+++ Supplied material
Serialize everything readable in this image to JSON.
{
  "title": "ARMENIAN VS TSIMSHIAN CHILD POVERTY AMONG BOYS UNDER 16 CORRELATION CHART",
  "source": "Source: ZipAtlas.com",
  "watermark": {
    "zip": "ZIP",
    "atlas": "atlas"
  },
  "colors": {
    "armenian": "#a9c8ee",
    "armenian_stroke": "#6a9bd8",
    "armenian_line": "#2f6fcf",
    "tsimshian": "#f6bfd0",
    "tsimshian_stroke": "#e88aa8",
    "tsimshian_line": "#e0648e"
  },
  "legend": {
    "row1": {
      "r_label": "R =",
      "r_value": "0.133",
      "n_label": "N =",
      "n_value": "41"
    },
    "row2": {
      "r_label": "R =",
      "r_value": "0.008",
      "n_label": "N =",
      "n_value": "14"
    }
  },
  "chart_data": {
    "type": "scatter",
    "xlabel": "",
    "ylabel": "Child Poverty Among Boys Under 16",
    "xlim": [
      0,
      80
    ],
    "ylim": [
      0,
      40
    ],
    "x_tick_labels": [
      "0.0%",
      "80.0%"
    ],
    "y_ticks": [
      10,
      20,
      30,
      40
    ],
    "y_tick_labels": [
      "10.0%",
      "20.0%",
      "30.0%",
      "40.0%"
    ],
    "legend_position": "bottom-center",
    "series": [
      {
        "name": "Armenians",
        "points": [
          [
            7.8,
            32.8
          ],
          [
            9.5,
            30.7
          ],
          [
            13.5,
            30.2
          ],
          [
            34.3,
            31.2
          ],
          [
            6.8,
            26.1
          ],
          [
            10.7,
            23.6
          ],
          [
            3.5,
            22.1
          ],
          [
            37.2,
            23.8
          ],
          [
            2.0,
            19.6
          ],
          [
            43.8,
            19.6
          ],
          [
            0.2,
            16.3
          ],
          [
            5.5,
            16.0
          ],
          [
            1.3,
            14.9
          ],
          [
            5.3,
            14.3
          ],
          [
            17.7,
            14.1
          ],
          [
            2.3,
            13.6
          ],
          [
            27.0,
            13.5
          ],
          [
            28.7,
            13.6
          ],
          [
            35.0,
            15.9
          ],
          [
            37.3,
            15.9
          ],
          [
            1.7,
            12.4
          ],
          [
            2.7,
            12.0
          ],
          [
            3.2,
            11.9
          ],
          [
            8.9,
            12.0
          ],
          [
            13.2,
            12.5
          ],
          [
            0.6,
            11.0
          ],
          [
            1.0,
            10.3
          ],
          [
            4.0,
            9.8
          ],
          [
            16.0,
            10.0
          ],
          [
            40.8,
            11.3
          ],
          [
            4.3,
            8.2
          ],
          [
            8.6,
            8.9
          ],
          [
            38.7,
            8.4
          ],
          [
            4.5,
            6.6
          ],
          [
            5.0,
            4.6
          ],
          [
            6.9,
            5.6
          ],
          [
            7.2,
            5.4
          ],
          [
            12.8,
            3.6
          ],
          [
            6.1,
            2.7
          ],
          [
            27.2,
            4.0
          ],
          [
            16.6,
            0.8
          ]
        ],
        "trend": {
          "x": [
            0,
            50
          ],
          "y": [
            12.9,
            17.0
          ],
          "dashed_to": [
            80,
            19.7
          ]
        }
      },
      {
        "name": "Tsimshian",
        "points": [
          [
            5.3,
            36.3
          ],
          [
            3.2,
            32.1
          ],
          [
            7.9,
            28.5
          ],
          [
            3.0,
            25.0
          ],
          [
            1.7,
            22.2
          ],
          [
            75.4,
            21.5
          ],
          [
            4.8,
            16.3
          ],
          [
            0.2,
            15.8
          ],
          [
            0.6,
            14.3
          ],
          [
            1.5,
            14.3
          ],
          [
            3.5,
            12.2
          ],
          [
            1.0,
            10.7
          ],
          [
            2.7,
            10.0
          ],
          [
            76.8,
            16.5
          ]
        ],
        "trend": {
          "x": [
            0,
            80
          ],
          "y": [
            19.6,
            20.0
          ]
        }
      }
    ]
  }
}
++++++
Repeat the lines above exactly.

Serialize everything readable in this image to JSON.
{
  "title": "ARMENIAN VS TSIMSHIAN CHILD POVERTY AMONG BOYS UNDER 16 CORRELATION CHART",
  "source": "Source: ZipAtlas.com",
  "watermark": {
    "zip": "ZIP",
    "atlas": "atlas"
  },
  "colors": {
    "armenian": "#a9c8ee",
    "armenian_stroke": "#6a9bd8",
    "armenian_line": "#2f6fcf",
    "tsimshian": "#f6bfd0",
    "tsimshian_stroke": "#e88aa8",
    "tsimshian_line": "#e0648e"
  },
  "legend": {
    "row1": {
      "r_label": "R =",
      "r_value": "0.133",
      "n_label": "N =",
      "n_value": "41"
    },
    "row2": {
      "r_label": "R =",
      "r_value": "0.008",
      "n_label": "N =",
      "n_value": "14"
    }
  },
  "chart_data": {
    "type": "scatter",
    "xlabel": "",
    "ylabel": "Child Poverty Among Boys Under 16",
    "xlim": [
      0,
      80
    ],
    "ylim": [
      0,
      40
    ],
    "x_tick_labels": [
      "0.0%",
      "80.0%"
    ],
    "y_ticks": [
      10,
      20,
      30,
      40
    ],
    "y_tick_labels": [
      "10.0%",
      "20.0%",
      "30.0%",
      "40.0%"
    ],
    "legend_position": "bottom-center",
    "series": [
      {
        "name": "Armenians",
        "points": [
          [
            7.8,
            32.8
          ],
          [
            9.5,
            30.7
          ],
          [
            13.5,
            30.2
          ],
          [
            34.3,
            31.2
          ],
          [
            6.8,
            26.1
          ],
          [
            10.7,
            23.6
          ],
          [
            3.5,
            22.1
          ],
          [
            37.2,
            23.8
          ],
          [
            2.0,
            19.6
          ],
          [
            43.8,
            19.6
          ],
          [
            0.2,
            16.3
          ],
          [
            5.5,
            16.0
          ],
          [
            1.3,
            14.9
          ],
          [
            5.3,
            14.3
          ],
          [
            17.7,
            14.1
          ],
          [
            2.3,
            13.6
          ],
          [
            27.0,
            13.5
          ],
          [
            28.7,
            13.6
          ],
          [
            35.0,
            15.9
          ],
          [
            37.3,
            15.9
          ],
          [
            1.7,
            12.4
          ],
          [
            2.7,
            12.0
          ],
          [
            3.2,
            11.9
          ],
          [
            8.9,
            12.0
          ],
          [
            13.2,
            12.5
          ],
          [
            0.6,
            11.0
          ],
          [
            1.0,
            10.3
          ],
          [
            4.0,
            9.8
          ],
          [
            16.0,
            10.0
          ],
          [
            40.8,
            11.3
          ],
          [
            4.3,
            8.2
          ],
          [
            8.6,
            8.9
          ],
          [
            38.7,
            8.4
          ],
          [
            4.5,
            6.6
          ],
          [
            5.0,
            4.6
          ],
          [
            6.9,
            5.6
          ],
          [
            7.2,
            5.4
          ],
          [
            12.8,
            3.6
          ],
          [
            6.1,
            2.7
          ],
          [
            27.2,
            4.0
          ],
          [
            16.6,
            0.8
          ]
        ],
        "trend": {
          "x": [
            0,
            50
          ],
          "y": [
            12.9,
            17.0
          ],
          "dashed_to": [
            80,
            19.7
          ]
        }
      },
      {
        "name": "Tsimshian",
        "points": [
          [
            5.3,
            36.3
          ],
          [
            3.2,
            32.1
          ],
          [
            7.9,
            28.5
          ],
          [
            3.0,
            25.0
          ],
          [
            1.7,
            22.2
          ],
          [
            75.4,
            21.5
          ],
          [
            4.8,
            16.3
          ],
          [
            0.2,
            15.8
          ],
          [
            0.6,
            14.3
          ],
          [
            1.5,
            14.3
          ],
          [
            3.5,
            12.2
          ],
          [
            1.0,
            10.7
          ],
          [
            2.7,
            10.0
          ],
          [
            76.8,
            16.5
          ]
        ],
        "trend": {
          "x": [
            0,
            80
          ],
          "y": [
            19.6,
            20.0
          ]
        }
      }
    ]
  }
}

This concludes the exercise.